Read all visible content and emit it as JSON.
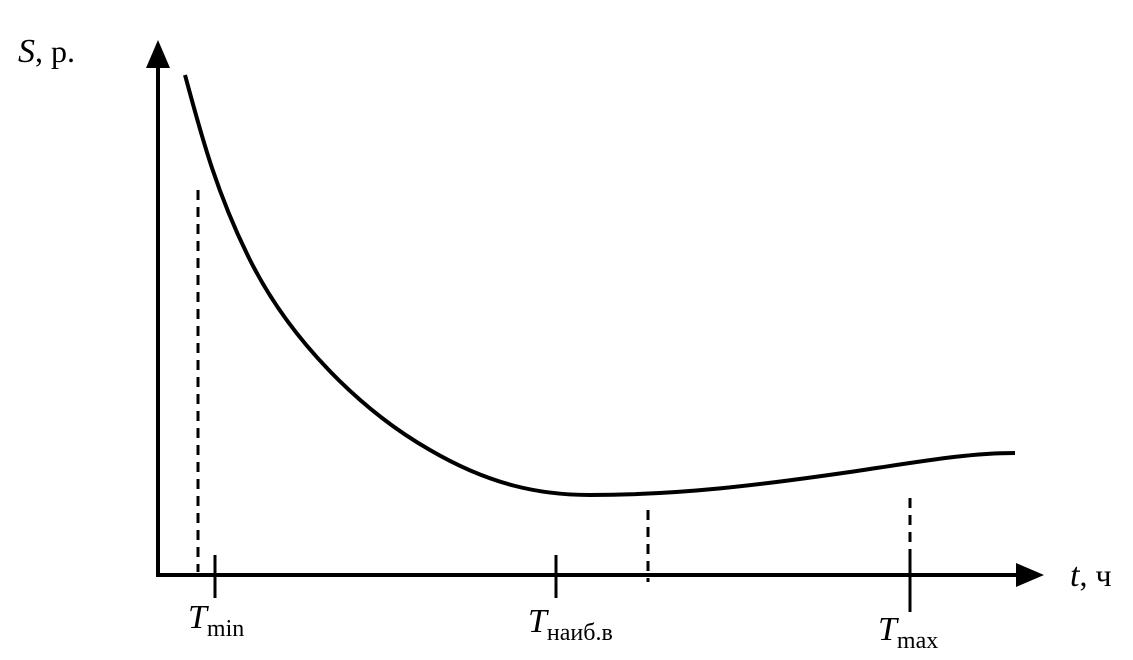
{
  "axes": {
    "y_label": {
      "symbol": "S",
      "rest": ", р."
    },
    "x_label": {
      "symbol": "t",
      "rest": ", ч"
    }
  },
  "ticks": [
    {
      "symbol": "T",
      "subscript": "min"
    },
    {
      "symbol": "T",
      "subscript": "наиб.в"
    },
    {
      "symbol": "T",
      "subscript": "max"
    }
  ]
}
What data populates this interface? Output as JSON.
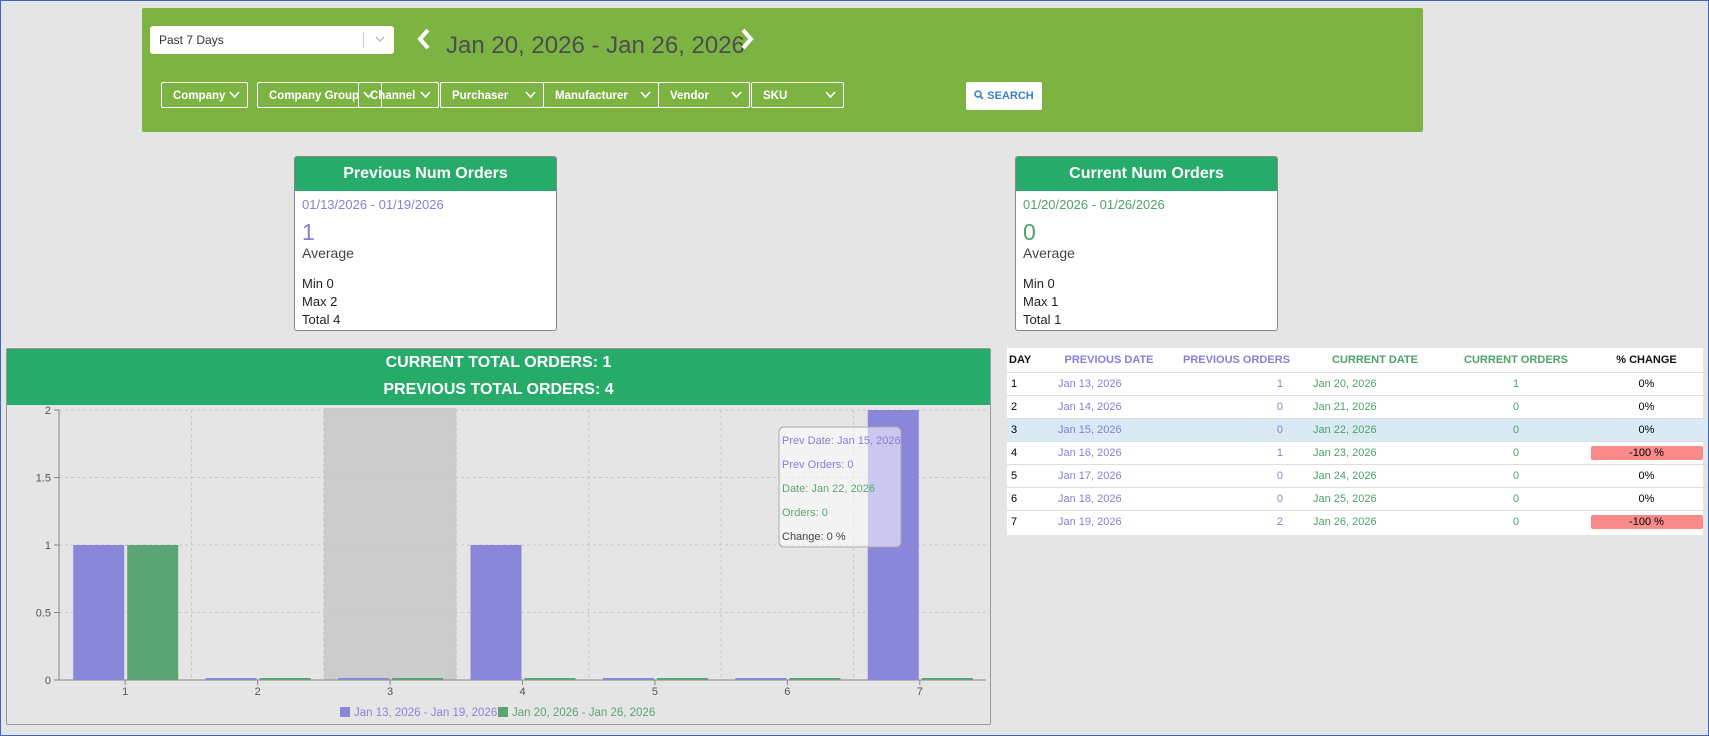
{
  "filters": {
    "range": "Past 7 Days",
    "date_range": "Jan 20, 2026 - Jan 26, 2026",
    "dropdowns": [
      "Company",
      "Company Group",
      "Channel",
      "Purchaser",
      "Manufacturer",
      "Vendor",
      "SKU"
    ],
    "search": "SEARCH"
  },
  "cards": [
    {
      "title": "Previous Num Orders",
      "dates": "01/13/2026 - 01/19/2026",
      "value": "1",
      "caption": "Average",
      "stats": [
        "Min 0",
        "Max 2",
        "Total 4"
      ]
    },
    {
      "title": "Current Num Orders",
      "dates": "01/20/2026 - 01/26/2026",
      "value": "0",
      "caption": "Average",
      "stats": [
        "Min 0",
        "Max 1",
        "Total 1"
      ]
    }
  ],
  "chart_data": {
    "type": "bar",
    "title": "CURRENT TOTAL ORDERS: 1",
    "subtitle": "PREVIOUS TOTAL ORDERS: 4",
    "categories": [
      "1",
      "2",
      "3",
      "4",
      "5",
      "6",
      "7"
    ],
    "series": [
      {
        "name": "Jan 13, 2026 - Jan 19, 2026",
        "color": "#8a86d9",
        "values": [
          1,
          0,
          0,
          1,
          0,
          0,
          2
        ]
      },
      {
        "name": "Jan 20, 2026 - Jan 26, 2026",
        "color": "#5ba574",
        "values": [
          1,
          0,
          0,
          0,
          0,
          0,
          0
        ]
      }
    ],
    "ylim": [
      0,
      2
    ],
    "yticks": [
      0,
      0.5,
      1,
      1.5,
      2
    ],
    "grid": true,
    "legend": "bottom",
    "tooltip": [
      "Prev Date: Jan 15, 2026",
      "Prev Orders: 0",
      "Date: Jan 22, 2026",
      "Orders: 0",
      "Change: 0 %"
    ]
  },
  "table": {
    "headers": [
      "DAY",
      "PREVIOUS DATE",
      "PREVIOUS ORDERS",
      "CURRENT DATE",
      "CURRENT ORDERS",
      "% CHANGE"
    ],
    "rows": [
      [
        "1",
        "Jan 13, 2026",
        "1",
        "Jan 20, 2026",
        "1",
        "0%"
      ],
      [
        "2",
        "Jan 14, 2026",
        "0",
        "Jan 21, 2026",
        "0",
        "0%"
      ],
      [
        "3",
        "Jan 15, 2026",
        "0",
        "Jan 22, 2026",
        "0",
        "0%"
      ],
      [
        "4",
        "Jan 16, 2026",
        "1",
        "Jan 23, 2026",
        "0",
        "-100 %"
      ],
      [
        "5",
        "Jan 17, 2026",
        "0",
        "Jan 24, 2026",
        "0",
        "0%"
      ],
      [
        "6",
        "Jan 18, 2026",
        "0",
        "Jan 25, 2026",
        "0",
        "0%"
      ],
      [
        "7",
        "Jan 19, 2026",
        "2",
        "Jan 26, 2026",
        "0",
        "-100 %"
      ]
    ]
  }
}
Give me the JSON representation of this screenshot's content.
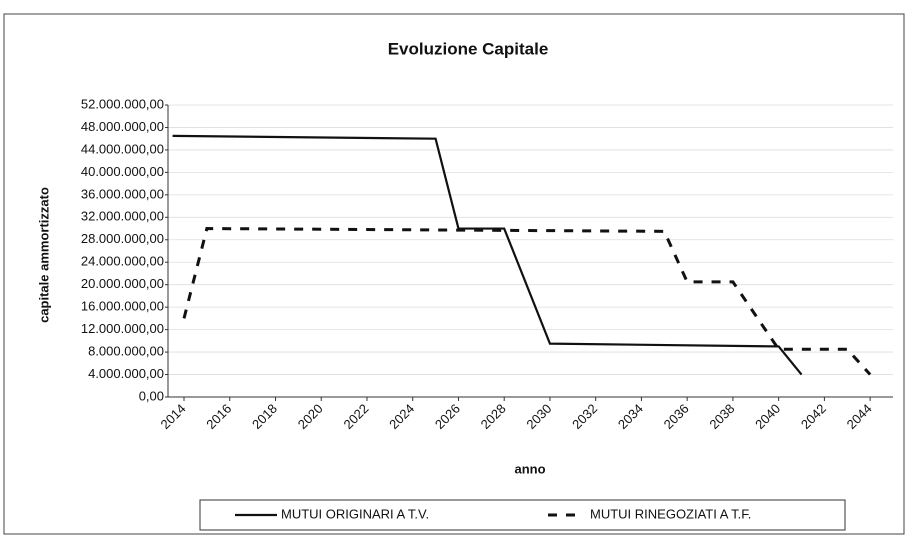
{
  "chart_data": {
    "type": "line",
    "title": "Evoluzione Capitale",
    "x_label": "anno",
    "y_label": "capitale ammortizzato",
    "series": [
      {
        "name": "MUTUI ORIGINARI A T.V.",
        "color": "#111111",
        "dash": false,
        "x": [
          2013.5,
          2025,
          2026,
          2028,
          2030,
          2040,
          2041
        ],
        "values": [
          46500000,
          46000000,
          30000000,
          30000000,
          9500000,
          9000000,
          4000000
        ]
      },
      {
        "name": "MUTUI RINEGOZIATI A T.F.",
        "color": "#111111",
        "dash": true,
        "x": [
          2014,
          2015,
          2035,
          2036,
          2038,
          2040,
          2043,
          2044
        ],
        "values": [
          14000000,
          30000000,
          29500000,
          20500000,
          20500000,
          8500000,
          8500000,
          4000000
        ]
      }
    ],
    "xlim": [
      2013.3,
      2045
    ],
    "xticks": [
      2014,
      2016,
      2018,
      2020,
      2022,
      2024,
      2026,
      2028,
      2030,
      2032,
      2034,
      2036,
      2038,
      2040,
      2042,
      2044
    ],
    "ylim": [
      0,
      52000000
    ],
    "yticks": [
      {
        "value": 0,
        "label": "0,00"
      },
      {
        "value": 4000000,
        "label": "4.000.000,00"
      },
      {
        "value": 8000000,
        "label": "8.000.000,00"
      },
      {
        "value": 12000000,
        "label": "12.000.000,00"
      },
      {
        "value": 16000000,
        "label": "16.000.000,00"
      },
      {
        "value": 20000000,
        "label": "20.000.000,00"
      },
      {
        "value": 24000000,
        "label": "24.000.000,00"
      },
      {
        "value": 28000000,
        "label": "28.000.000,00"
      },
      {
        "value": 32000000,
        "label": "32.000.000,00"
      },
      {
        "value": 36000000,
        "label": "36.000.000,00"
      },
      {
        "value": 40000000,
        "label": "40.000.000,00"
      },
      {
        "value": 44000000,
        "label": "44.000.000,00"
      },
      {
        "value": 48000000,
        "label": "48.000.000,00"
      },
      {
        "value": 52000000,
        "label": "52.000.000,00"
      }
    ],
    "grid": true
  }
}
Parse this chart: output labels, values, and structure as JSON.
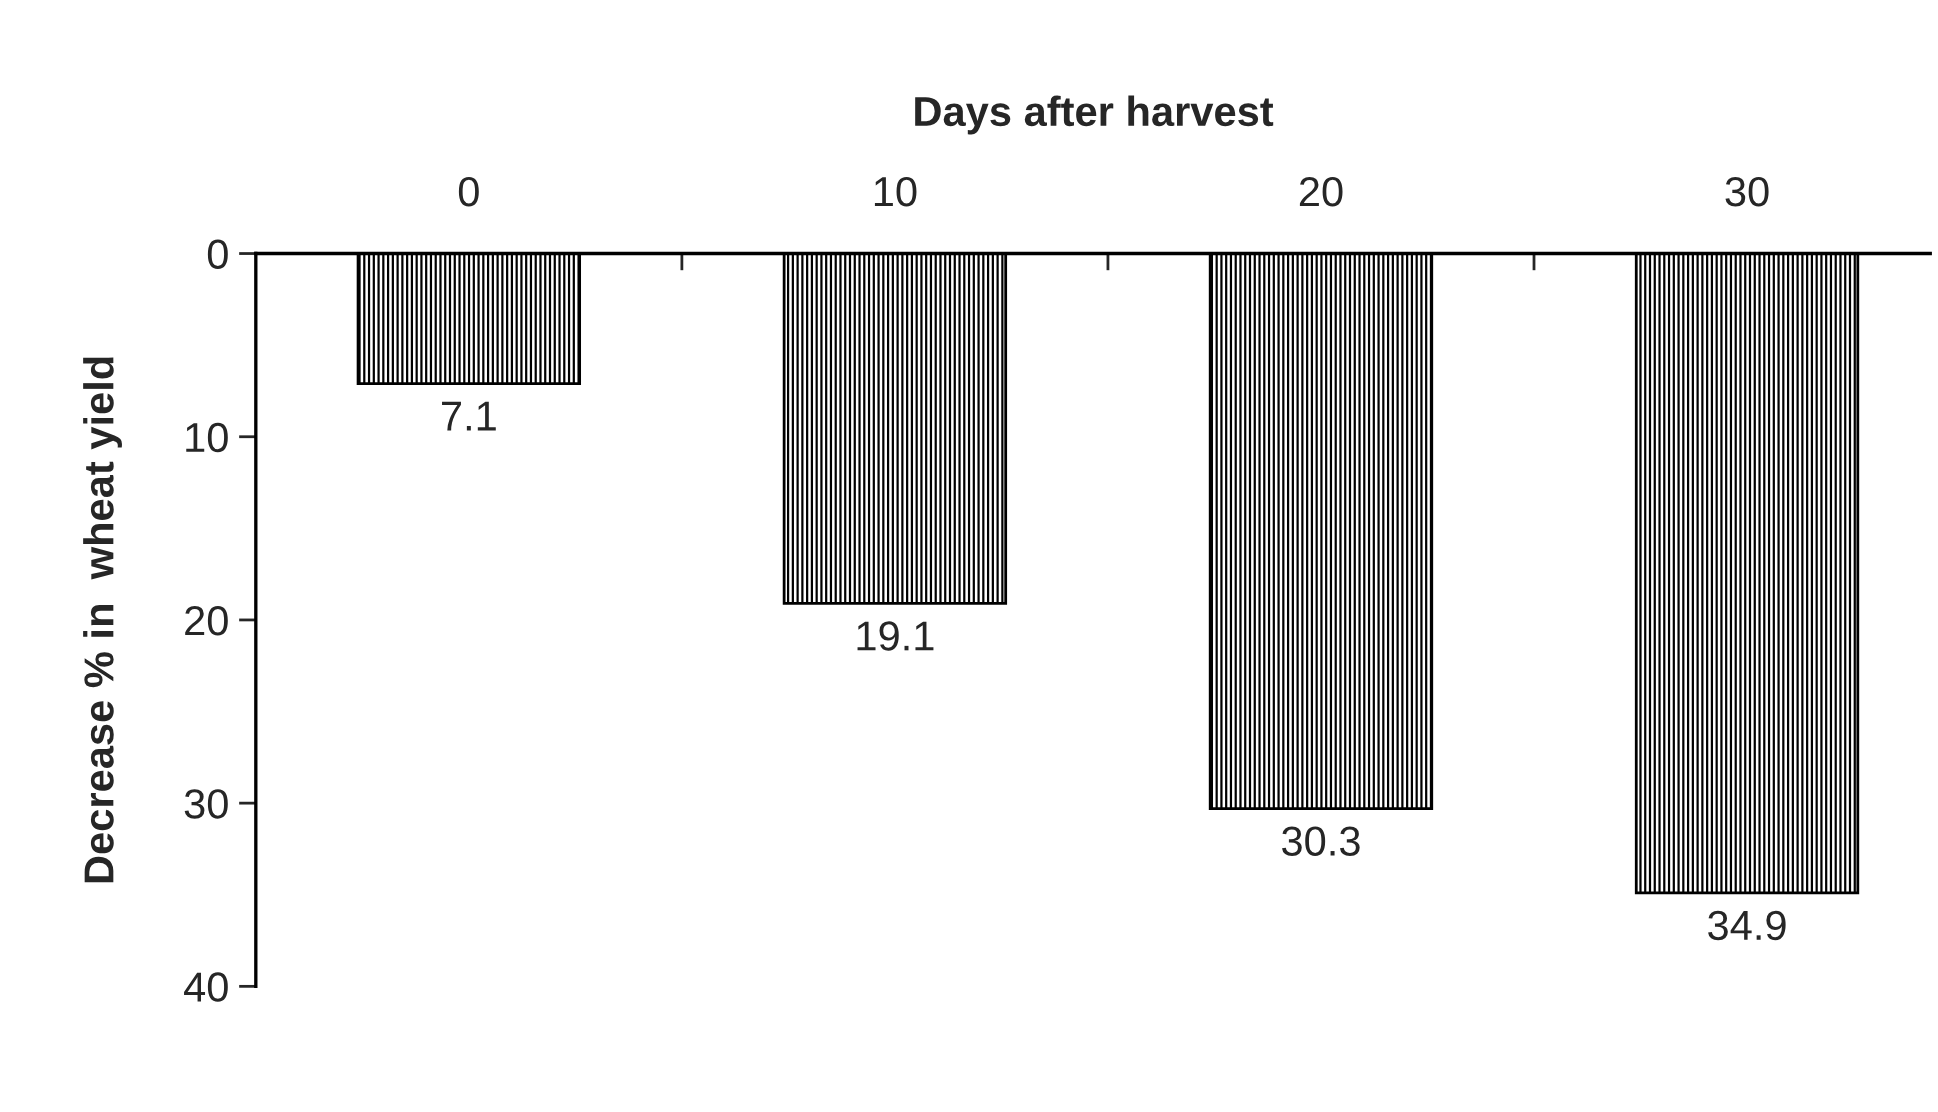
{
  "chart_data": {
    "type": "bar",
    "xlabel": "Days after harvest",
    "ylabel": "Decrease % in  wheat yield",
    "categories": [
      "0",
      "10",
      "20",
      "30"
    ],
    "values": [
      7.1,
      19.1,
      30.3,
      34.9
    ],
    "color": "#000000",
    "ylim": [
      40,
      0
    ],
    "yticks": [
      0,
      10,
      20,
      30,
      40
    ],
    "data_labels": true,
    "grid": false,
    "legend": false
  }
}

_____

### Work to do
Copy out each line in the preceding records that contains "content".

### Written solution
Read all visible content and emit it as JSON.
Give me the JSON representation of this screenshot's content.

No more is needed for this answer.